*読む抜粋:*
+++++
Concert Report #668

アンドラーシュ・シフ ピアノ・リサイタル

2014年3月19日 東京オペラシティコンサートホール
Reported by 丘山万里子
Photos by 林 喜代種

<曲目>
メンデルスゾーン:厳格な変奏曲ニ短調 op.54
シューマン:ピアノ・ソナタ第1番嬰へ短調 op.11
メンデルスゾーン:幻想曲 op.28「スコットランド・ソナタ」
シューマン:交響的練習曲 op.13(1852年改訂版)
<アンコール>
メンデルスゾーン: 「無言歌集」op.19から 甘い思い出
メンデルスゾーン: 「無言歌集」op.67から 紡ぎ歌(蜜蜂の結婚)
シューマン: アラベスク op.18
シューマン: 幻想曲 ハ長調 op.17から 第3楽章(異稿版)
J.S.バッハ: パルティータ第4番 ニ長調 BWV828から サラバンド         

 シフの音楽には温もりがある。音楽に向かう彼の心身の温熱が、じんわり滲みてきて聴き手を溶かす。それは特別な感触で、演奏中、私は何度も胸に手をあてた。こんなに温かく、無垢で、美しい音が、この世にあっていいものかしら、と。
 とりわけピアニシモ。今まで、極上、と思われるピアニシモはそれなりに聴いてきて、最近ではルプーが心に残っているけれど、シフのそれは信じられないようなかそけき響きの連珠。天使の羽がキーをそっと撫でてゆく、なんていう形容もむなしくて。響きが生まれでるぎりぎりの、楽器と人の命のかすかな交感だけで成り立っている、と言ったらよいか。温かさは、そういう命の交感から立ちのぼる。ピアニシモばかりでなく、この夜のシフの音は全部、そう。
 この間、ベートーヴェンの『ディアベッリ変奏曲』他のCDを聴いて、万華鏡のよう、とか、音の楽園に遊ぶよう、とか書いたのだけれど(http://www.jazztokyo.com/five/five1031.html)、こういう温かさは感じなかった。こういうピアニシモも感じなかった。このCDと同じ内容のプログラムの日もあったから、それがどうだったか、行った人に聞いてみたい。でも、とにかく、やっぱり、音楽は、その人と一緒の空間で、一緒に呼吸をして、一緒にその場と時を生きてはじめて、音楽になるのだと、この夜、痛切に思ったのだ。CDで聴くよりほかない多くのファンには心苦しいけれど、可能なかぎり、実演に足を運んで欲しいと切に思う。音楽は「生きもの」なのだから。
+++++
*利用できるデータ:*
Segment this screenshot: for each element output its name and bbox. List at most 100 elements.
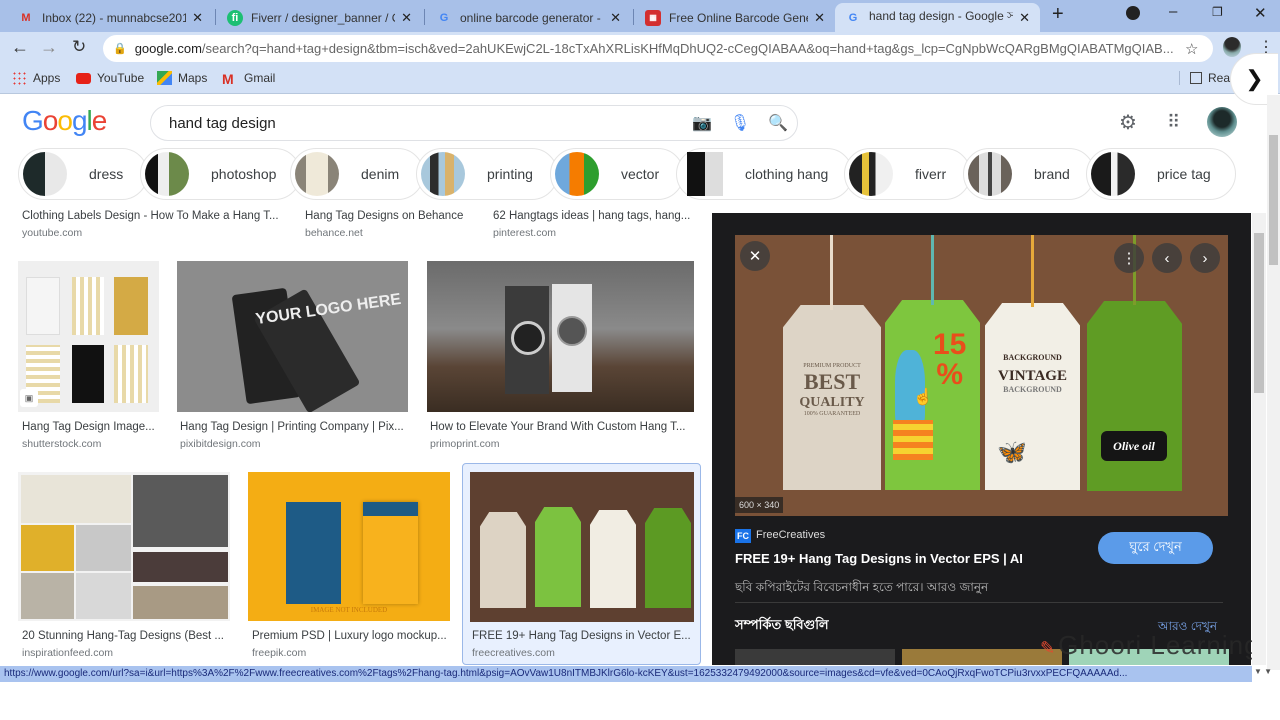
+++++
*課題:* 上の演奏会評のうち、「シューマン: アラベスク op.18」から「にあっていいものかしら、と。」までを、両端の語句も含めて一字も変えずに書き出してください。

*結果:*
シューマン: アラベスク op.18
シューマン: 幻想曲 ハ長調 op.17から 第3楽章(異稿版)
J.S.バッハ: パルティータ第4番 ニ長調 BWV828から サラバンド         

 シフの音楽には温もりがある。音楽に向かう彼の心身の温熱が、じんわり滲みてきて聴き手を溶かす。それは特別な感触で、演奏中、私は何度も胸に手をあてた。こんなに温かく、無垢で、美しい音が、この世にあっていいものかしら、と。